Task brief ▸ In the records below, find each line containing the word "JSON" and copy it.

** start Data records **

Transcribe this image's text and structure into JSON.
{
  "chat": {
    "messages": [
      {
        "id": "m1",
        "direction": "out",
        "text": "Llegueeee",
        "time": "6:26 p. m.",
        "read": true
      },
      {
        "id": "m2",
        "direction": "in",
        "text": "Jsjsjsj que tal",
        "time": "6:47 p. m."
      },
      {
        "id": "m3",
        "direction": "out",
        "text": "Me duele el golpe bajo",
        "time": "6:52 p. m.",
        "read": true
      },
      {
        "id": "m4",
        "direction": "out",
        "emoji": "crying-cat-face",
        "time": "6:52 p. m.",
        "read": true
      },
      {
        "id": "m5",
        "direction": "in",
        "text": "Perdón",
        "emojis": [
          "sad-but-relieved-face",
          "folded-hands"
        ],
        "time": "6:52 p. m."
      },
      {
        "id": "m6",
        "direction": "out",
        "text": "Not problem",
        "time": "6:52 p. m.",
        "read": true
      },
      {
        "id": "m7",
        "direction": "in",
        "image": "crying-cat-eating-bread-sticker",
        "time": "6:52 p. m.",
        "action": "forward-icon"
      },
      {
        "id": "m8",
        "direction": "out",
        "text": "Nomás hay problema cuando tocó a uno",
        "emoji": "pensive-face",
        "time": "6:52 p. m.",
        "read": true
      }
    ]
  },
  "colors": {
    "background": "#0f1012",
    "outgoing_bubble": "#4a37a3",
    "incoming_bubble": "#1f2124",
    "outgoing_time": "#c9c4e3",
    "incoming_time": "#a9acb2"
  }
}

** end Data records **
** start Data records **

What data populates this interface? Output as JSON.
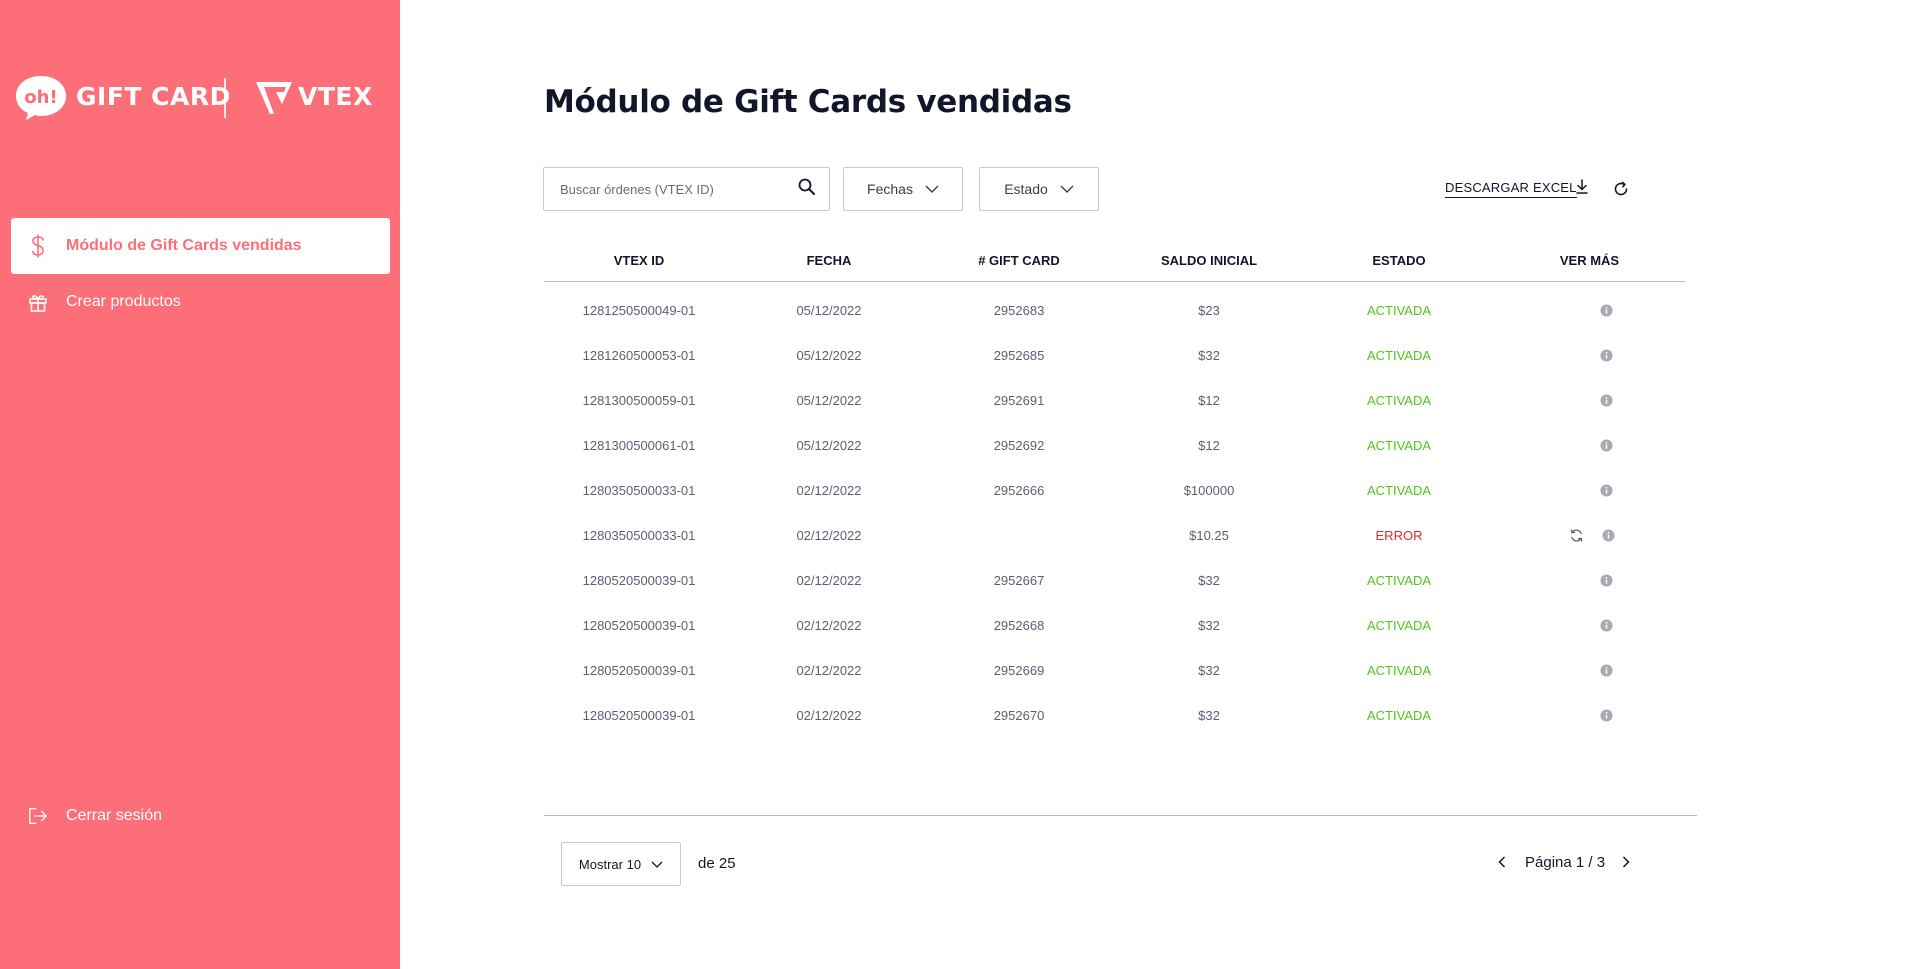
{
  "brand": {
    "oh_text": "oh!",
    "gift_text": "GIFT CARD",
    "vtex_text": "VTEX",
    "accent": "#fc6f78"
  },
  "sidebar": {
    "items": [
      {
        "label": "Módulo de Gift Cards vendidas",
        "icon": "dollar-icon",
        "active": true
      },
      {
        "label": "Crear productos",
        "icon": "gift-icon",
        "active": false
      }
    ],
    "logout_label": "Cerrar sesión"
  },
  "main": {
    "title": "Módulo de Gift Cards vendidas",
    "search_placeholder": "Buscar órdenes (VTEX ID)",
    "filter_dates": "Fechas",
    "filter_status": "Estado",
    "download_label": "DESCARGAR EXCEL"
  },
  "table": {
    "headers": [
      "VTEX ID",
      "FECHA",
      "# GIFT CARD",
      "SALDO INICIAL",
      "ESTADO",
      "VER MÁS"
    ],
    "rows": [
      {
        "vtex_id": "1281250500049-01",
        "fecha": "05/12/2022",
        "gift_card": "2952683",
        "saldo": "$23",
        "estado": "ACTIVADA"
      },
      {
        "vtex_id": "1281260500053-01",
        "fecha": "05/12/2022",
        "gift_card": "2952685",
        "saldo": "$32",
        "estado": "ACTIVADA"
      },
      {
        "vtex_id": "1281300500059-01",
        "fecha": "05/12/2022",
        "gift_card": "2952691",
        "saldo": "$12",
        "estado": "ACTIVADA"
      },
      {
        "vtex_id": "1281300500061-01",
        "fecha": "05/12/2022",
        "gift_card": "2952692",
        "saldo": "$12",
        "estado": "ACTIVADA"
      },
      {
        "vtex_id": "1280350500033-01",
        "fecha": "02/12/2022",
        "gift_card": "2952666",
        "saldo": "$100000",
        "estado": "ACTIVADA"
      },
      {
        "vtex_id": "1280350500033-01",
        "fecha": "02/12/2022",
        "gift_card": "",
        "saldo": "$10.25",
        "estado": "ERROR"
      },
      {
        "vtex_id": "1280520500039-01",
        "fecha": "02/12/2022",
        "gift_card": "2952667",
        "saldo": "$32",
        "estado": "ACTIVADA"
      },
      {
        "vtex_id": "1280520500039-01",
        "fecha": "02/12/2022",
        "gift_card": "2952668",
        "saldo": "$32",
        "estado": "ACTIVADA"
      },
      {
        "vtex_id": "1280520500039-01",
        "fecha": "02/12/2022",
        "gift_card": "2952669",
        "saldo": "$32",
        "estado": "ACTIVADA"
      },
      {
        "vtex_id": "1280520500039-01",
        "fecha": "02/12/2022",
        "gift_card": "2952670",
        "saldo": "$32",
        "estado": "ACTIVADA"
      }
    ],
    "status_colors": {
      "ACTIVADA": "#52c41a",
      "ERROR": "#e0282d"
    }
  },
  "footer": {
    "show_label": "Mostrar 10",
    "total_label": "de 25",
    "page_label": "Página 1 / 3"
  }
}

** end Data records **

Result of this exercise ▸
Transcribe this image's text and structure into JSON.
What data populates this interface? Output as JSON.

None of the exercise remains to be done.